### DIRECTIVE
Which lines include the word "employeurs"? Copy each of them.

################

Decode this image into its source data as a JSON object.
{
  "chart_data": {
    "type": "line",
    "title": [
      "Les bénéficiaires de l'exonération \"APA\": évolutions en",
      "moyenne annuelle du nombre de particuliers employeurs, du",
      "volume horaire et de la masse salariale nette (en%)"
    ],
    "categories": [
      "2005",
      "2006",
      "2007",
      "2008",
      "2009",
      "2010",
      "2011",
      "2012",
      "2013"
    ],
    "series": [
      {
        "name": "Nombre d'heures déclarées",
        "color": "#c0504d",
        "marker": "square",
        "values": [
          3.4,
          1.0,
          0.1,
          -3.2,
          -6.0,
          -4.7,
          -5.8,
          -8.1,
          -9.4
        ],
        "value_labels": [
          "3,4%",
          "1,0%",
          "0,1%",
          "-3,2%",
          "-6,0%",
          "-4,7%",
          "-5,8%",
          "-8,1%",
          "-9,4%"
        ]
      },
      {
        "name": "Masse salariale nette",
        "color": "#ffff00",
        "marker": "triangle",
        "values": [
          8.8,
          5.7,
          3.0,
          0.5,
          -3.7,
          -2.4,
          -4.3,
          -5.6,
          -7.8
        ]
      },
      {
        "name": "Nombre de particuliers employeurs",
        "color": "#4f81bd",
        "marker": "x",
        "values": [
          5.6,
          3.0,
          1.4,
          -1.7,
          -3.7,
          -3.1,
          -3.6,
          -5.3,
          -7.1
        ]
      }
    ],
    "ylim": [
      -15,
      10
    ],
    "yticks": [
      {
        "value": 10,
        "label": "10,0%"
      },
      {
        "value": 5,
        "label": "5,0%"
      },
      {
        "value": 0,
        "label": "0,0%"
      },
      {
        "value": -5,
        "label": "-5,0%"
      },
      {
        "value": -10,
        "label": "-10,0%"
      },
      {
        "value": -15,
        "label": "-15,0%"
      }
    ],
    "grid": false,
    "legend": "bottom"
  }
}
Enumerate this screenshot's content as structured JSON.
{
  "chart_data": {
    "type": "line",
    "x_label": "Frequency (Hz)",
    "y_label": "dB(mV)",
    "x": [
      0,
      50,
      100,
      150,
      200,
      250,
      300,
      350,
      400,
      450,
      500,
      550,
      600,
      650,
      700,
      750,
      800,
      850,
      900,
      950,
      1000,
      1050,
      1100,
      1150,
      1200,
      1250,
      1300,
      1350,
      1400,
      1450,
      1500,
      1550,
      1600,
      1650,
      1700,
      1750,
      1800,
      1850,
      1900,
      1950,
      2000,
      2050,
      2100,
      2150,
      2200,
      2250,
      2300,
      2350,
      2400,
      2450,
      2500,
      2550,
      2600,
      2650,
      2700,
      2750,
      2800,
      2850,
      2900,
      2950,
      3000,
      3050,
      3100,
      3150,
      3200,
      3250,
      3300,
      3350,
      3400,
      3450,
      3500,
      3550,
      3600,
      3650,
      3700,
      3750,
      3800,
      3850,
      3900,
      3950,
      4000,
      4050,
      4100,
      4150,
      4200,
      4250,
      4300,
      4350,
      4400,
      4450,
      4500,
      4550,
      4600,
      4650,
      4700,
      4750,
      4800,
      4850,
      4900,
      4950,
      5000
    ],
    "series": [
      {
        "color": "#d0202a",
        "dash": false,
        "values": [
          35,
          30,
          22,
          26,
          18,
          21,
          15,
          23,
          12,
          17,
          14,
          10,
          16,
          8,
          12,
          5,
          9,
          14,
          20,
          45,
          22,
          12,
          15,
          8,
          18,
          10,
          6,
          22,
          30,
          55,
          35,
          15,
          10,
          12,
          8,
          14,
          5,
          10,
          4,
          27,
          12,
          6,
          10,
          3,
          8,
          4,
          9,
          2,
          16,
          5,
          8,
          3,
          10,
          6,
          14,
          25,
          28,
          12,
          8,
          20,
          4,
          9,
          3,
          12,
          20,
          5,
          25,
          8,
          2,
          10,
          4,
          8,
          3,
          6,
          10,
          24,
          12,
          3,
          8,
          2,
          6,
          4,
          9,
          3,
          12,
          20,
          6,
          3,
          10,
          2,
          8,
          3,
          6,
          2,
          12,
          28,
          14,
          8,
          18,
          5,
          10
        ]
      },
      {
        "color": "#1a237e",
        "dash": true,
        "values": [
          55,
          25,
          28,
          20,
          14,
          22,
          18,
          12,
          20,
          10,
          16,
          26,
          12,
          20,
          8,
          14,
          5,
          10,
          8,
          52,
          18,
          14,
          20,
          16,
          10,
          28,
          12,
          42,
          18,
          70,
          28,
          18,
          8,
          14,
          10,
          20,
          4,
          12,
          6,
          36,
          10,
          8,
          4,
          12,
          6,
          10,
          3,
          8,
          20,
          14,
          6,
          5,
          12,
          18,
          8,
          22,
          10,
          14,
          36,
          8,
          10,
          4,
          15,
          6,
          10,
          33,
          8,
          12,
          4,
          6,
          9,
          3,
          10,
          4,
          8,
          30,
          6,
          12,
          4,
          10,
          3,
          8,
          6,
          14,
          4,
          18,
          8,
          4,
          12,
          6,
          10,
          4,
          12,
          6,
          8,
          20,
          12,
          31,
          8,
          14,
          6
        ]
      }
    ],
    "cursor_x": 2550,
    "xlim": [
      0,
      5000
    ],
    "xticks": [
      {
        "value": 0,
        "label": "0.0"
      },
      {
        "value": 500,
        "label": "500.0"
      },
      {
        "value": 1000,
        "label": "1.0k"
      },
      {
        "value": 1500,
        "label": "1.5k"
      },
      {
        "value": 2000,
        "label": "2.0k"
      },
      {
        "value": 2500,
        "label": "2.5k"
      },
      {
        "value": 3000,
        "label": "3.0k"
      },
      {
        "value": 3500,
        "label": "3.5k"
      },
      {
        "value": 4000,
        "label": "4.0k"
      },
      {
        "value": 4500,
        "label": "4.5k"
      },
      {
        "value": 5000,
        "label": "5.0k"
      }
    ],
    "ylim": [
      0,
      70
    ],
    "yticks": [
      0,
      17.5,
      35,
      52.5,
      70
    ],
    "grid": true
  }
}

################

### THE COMPLETED TASK
      "moyenne annuelle du nombre de particuliers employeurs, du",
        "name": "Nombre de particuliers employeurs",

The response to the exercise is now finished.